** start Dataset rows **
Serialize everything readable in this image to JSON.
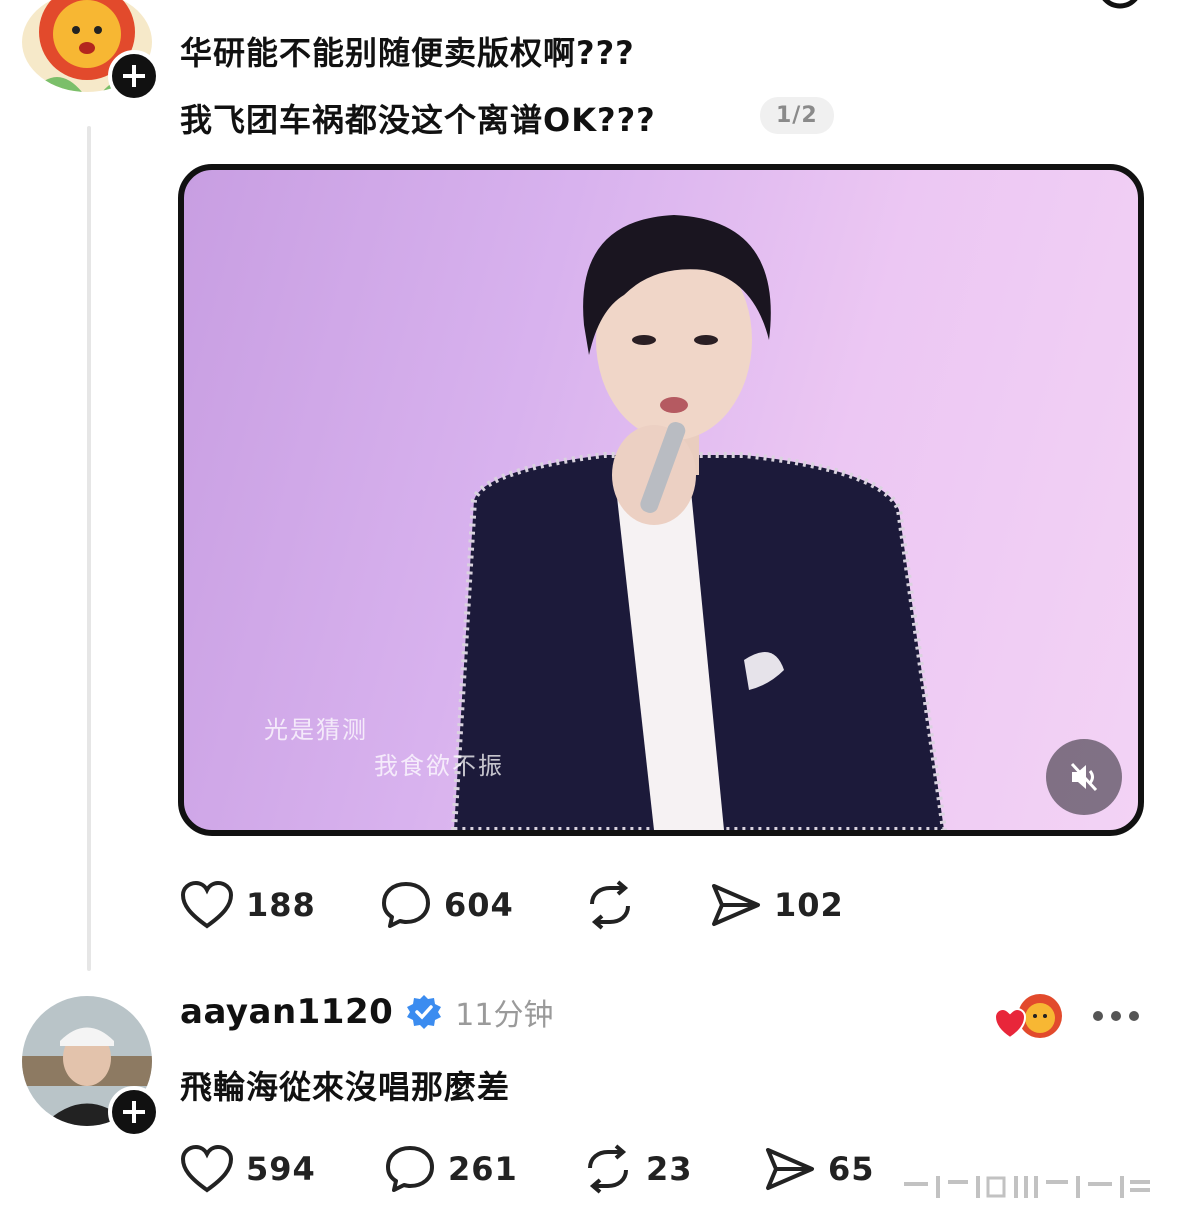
{
  "post": {
    "line1": "华研能不能别随便卖版权啊???",
    "line2": "我飞团车祸都没这个离谱OK???",
    "pager": "1/2",
    "media": {
      "lyric_line1": "光是猜测",
      "lyric_line2": "我食欲不振"
    },
    "actions": {
      "likes": "188",
      "comments": "604",
      "shares": "102"
    }
  },
  "reply": {
    "username": "aayan1120",
    "time": "11分钟",
    "text": "飛輪海從來沒唱那麼差",
    "actions": {
      "likes": "594",
      "comments": "261",
      "reposts": "23",
      "shares": "65"
    }
  },
  "colors": {
    "verified": "#3b8cf0",
    "like_heart": "#e8263a",
    "lion": "#f4a12c"
  }
}
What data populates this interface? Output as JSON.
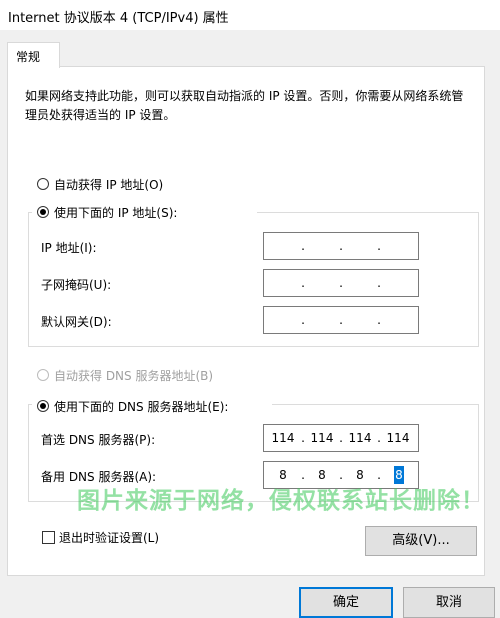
** end Dataset rows **
» Written request: Write out each line of the data exactly; the images should be left out.

» Response to the task:
Serialize everything readable in this image to JSON.
{
  "post": {
    "line1": "华研能不能别随便卖版权啊???",
    "line2": "我飞团车祸都没这个离谱OK???",
    "pager": "1/2",
    "media": {
      "lyric_line1": "光是猜测",
      "lyric_line2": "我食欲不振"
    },
    "actions": {
      "likes": "188",
      "comments": "604",
      "shares": "102"
    }
  },
  "reply": {
    "username": "aayan1120",
    "time": "11分钟",
    "text": "飛輪海從來沒唱那麼差",
    "actions": {
      "likes": "594",
      "comments": "261",
      "reposts": "23",
      "shares": "65"
    }
  },
  "colors": {
    "verified": "#3b8cf0",
    "like_heart": "#e8263a",
    "lion": "#f4a12c"
  }
}
What data populates this interface? Output as JSON.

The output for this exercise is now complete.